What you will do: Copy out the records in full, word for word, without pictures.

Records shown:
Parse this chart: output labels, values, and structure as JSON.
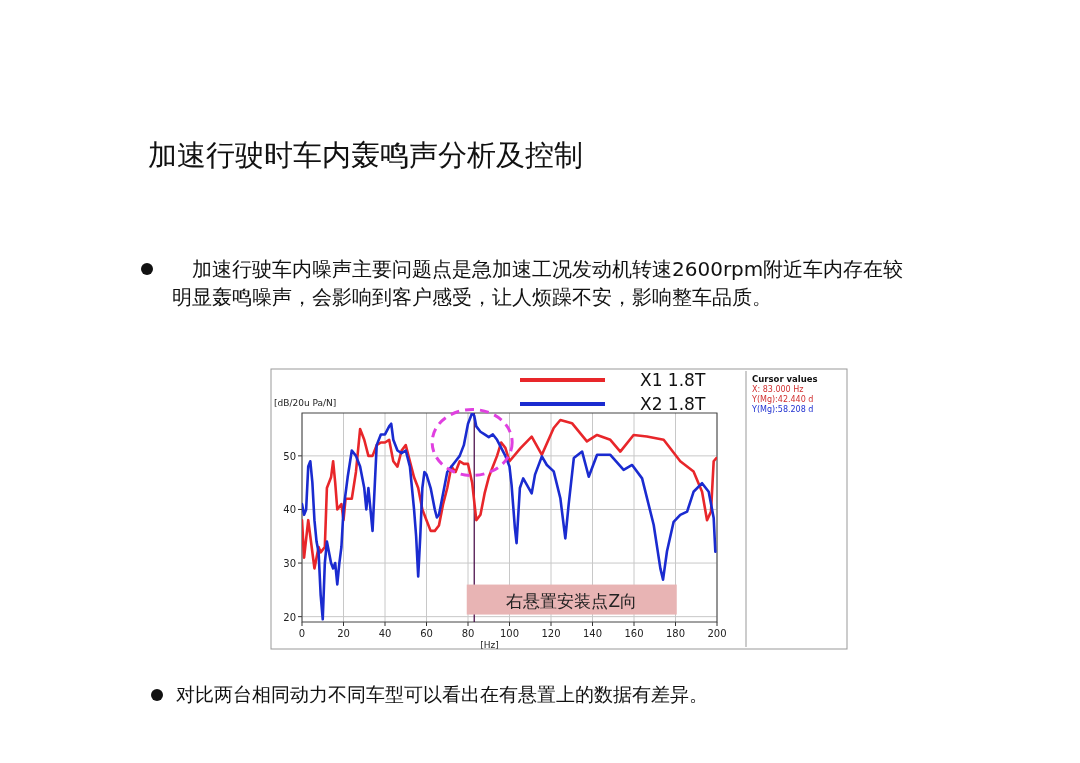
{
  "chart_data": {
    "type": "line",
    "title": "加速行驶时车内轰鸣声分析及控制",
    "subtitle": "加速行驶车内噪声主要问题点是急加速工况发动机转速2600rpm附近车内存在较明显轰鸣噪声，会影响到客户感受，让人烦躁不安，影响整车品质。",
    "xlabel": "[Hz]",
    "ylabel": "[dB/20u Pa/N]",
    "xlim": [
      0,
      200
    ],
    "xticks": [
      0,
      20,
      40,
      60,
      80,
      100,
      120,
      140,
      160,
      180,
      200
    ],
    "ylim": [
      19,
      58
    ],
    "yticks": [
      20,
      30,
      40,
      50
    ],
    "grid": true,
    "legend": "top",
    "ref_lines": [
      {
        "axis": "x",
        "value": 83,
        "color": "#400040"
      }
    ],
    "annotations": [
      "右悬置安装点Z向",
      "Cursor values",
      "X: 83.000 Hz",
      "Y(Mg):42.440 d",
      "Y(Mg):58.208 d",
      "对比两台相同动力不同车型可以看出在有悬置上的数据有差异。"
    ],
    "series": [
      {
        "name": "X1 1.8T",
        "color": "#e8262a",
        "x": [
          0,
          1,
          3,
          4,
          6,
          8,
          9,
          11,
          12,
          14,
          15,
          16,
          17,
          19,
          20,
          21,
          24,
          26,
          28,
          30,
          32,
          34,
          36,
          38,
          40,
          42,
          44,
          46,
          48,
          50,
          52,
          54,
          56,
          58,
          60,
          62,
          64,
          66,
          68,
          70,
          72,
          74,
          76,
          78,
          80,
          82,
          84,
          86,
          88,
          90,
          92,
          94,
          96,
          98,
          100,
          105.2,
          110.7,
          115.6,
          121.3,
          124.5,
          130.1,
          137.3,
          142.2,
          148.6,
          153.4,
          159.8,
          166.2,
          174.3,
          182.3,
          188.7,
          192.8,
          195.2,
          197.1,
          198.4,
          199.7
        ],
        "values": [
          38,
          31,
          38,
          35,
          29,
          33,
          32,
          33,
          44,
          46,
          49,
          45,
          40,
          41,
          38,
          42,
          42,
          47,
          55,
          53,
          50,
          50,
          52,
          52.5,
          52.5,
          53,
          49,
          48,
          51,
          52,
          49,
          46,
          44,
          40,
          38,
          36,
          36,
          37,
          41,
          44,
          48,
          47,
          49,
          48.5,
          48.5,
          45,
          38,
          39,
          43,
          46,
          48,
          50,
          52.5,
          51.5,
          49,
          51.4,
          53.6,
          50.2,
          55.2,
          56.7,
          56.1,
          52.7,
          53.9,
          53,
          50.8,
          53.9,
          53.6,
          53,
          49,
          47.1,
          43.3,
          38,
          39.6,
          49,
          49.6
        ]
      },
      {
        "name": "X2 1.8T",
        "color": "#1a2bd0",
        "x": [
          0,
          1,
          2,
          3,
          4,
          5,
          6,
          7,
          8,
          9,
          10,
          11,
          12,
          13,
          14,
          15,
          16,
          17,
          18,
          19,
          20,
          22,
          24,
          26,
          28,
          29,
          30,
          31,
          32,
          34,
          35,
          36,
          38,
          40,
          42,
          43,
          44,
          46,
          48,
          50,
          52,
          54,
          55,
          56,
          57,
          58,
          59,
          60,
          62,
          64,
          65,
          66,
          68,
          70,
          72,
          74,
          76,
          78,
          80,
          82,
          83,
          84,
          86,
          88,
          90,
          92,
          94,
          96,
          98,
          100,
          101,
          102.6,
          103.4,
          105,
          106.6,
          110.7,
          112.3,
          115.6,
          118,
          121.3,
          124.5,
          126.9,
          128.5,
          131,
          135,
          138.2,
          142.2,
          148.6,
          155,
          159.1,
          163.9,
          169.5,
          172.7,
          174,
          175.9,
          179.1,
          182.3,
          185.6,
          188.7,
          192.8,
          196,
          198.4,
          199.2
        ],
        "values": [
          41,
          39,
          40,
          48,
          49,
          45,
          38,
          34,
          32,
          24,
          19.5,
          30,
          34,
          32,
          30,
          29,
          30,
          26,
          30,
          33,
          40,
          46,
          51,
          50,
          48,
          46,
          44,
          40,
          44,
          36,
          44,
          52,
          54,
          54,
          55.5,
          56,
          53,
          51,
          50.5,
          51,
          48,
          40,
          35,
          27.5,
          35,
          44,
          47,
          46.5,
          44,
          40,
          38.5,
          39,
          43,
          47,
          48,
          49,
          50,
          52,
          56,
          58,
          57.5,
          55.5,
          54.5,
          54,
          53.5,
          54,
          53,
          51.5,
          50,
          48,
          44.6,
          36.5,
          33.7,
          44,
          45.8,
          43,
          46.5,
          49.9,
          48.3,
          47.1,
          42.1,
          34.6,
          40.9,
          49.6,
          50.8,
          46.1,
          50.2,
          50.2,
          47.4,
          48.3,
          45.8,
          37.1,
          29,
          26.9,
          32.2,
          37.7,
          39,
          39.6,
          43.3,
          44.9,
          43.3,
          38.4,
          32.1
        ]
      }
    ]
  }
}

Response:
Parse this chart: output labels, values, and structure as JSON.
{
  "chart_data": {
    "type": "line",
    "title": "加速行驶时车内轰鸣声分析及控制",
    "subtitle": "加速行驶车内噪声主要问题点是急加速工况发动机转速2600rpm附近车内存在较明显轰鸣噪声，会影响到客户感受，让人烦躁不安，影响整车品质。",
    "xlabel": "[Hz]",
    "ylabel": "[dB/20u Pa/N]",
    "xlim": [
      0,
      200
    ],
    "xticks": [
      0,
      20,
      40,
      60,
      80,
      100,
      120,
      140,
      160,
      180,
      200
    ],
    "ylim": [
      19,
      58
    ],
    "yticks": [
      20,
      30,
      40,
      50
    ],
    "grid": true,
    "legend": "top",
    "ref_lines": [
      {
        "axis": "x",
        "value": 83,
        "color": "#400040"
      }
    ],
    "annotations": [
      "右悬置安装点Z向",
      "Cursor values",
      "X: 83.000 Hz",
      "Y(Mg):42.440 d",
      "Y(Mg):58.208 d",
      "对比两台相同动力不同车型可以看出在有悬置上的数据有差异。"
    ],
    "series": [
      {
        "name": "X1 1.8T",
        "color": "#e8262a",
        "x": [
          0,
          1,
          3,
          4,
          6,
          8,
          9,
          11,
          12,
          14,
          15,
          16,
          17,
          19,
          20,
          21,
          24,
          26,
          28,
          30,
          32,
          34,
          36,
          38,
          40,
          42,
          44,
          46,
          48,
          50,
          52,
          54,
          56,
          58,
          60,
          62,
          64,
          66,
          68,
          70,
          72,
          74,
          76,
          78,
          80,
          82,
          84,
          86,
          88,
          90,
          92,
          94,
          96,
          98,
          100,
          105.2,
          110.7,
          115.6,
          121.3,
          124.5,
          130.1,
          137.3,
          142.2,
          148.6,
          153.4,
          159.8,
          166.2,
          174.3,
          182.3,
          188.7,
          192.8,
          195.2,
          197.1,
          198.4,
          199.7
        ],
        "values": [
          38,
          31,
          38,
          35,
          29,
          33,
          32,
          33,
          44,
          46,
          49,
          45,
          40,
          41,
          38,
          42,
          42,
          47,
          55,
          53,
          50,
          50,
          52,
          52.5,
          52.5,
          53,
          49,
          48,
          51,
          52,
          49,
          46,
          44,
          40,
          38,
          36,
          36,
          37,
          41,
          44,
          48,
          47,
          49,
          48.5,
          48.5,
          45,
          38,
          39,
          43,
          46,
          48,
          50,
          52.5,
          51.5,
          49,
          51.4,
          53.6,
          50.2,
          55.2,
          56.7,
          56.1,
          52.7,
          53.9,
          53,
          50.8,
          53.9,
          53.6,
          53,
          49,
          47.1,
          43.3,
          38,
          39.6,
          49,
          49.6
        ]
      },
      {
        "name": "X2 1.8T",
        "color": "#1a2bd0",
        "x": [
          0,
          1,
          2,
          3,
          4,
          5,
          6,
          7,
          8,
          9,
          10,
          11,
          12,
          13,
          14,
          15,
          16,
          17,
          18,
          19,
          20,
          22,
          24,
          26,
          28,
          29,
          30,
          31,
          32,
          34,
          35,
          36,
          38,
          40,
          42,
          43,
          44,
          46,
          48,
          50,
          52,
          54,
          55,
          56,
          57,
          58,
          59,
          60,
          62,
          64,
          65,
          66,
          68,
          70,
          72,
          74,
          76,
          78,
          80,
          82,
          83,
          84,
          86,
          88,
          90,
          92,
          94,
          96,
          98,
          100,
          101,
          102.6,
          103.4,
          105,
          106.6,
          110.7,
          112.3,
          115.6,
          118,
          121.3,
          124.5,
          126.9,
          128.5,
          131,
          135,
          138.2,
          142.2,
          148.6,
          155,
          159.1,
          163.9,
          169.5,
          172.7,
          174,
          175.9,
          179.1,
          182.3,
          185.6,
          188.7,
          192.8,
          196,
          198.4,
          199.2
        ],
        "values": [
          41,
          39,
          40,
          48,
          49,
          45,
          38,
          34,
          32,
          24,
          19.5,
          30,
          34,
          32,
          30,
          29,
          30,
          26,
          30,
          33,
          40,
          46,
          51,
          50,
          48,
          46,
          44,
          40,
          44,
          36,
          44,
          52,
          54,
          54,
          55.5,
          56,
          53,
          51,
          50.5,
          51,
          48,
          40,
          35,
          27.5,
          35,
          44,
          47,
          46.5,
          44,
          40,
          38.5,
          39,
          43,
          47,
          48,
          49,
          50,
          52,
          56,
          58,
          57.5,
          55.5,
          54.5,
          54,
          53.5,
          54,
          53,
          51.5,
          50,
          48,
          44.6,
          36.5,
          33.7,
          44,
          45.8,
          43,
          46.5,
          49.9,
          48.3,
          47.1,
          42.1,
          34.6,
          40.9,
          49.6,
          50.8,
          46.1,
          50.2,
          50.2,
          47.4,
          48.3,
          45.8,
          37.1,
          29,
          26.9,
          32.2,
          37.7,
          39,
          39.6,
          43.3,
          44.9,
          43.3,
          38.4,
          32.1
        ]
      }
    ]
  }
}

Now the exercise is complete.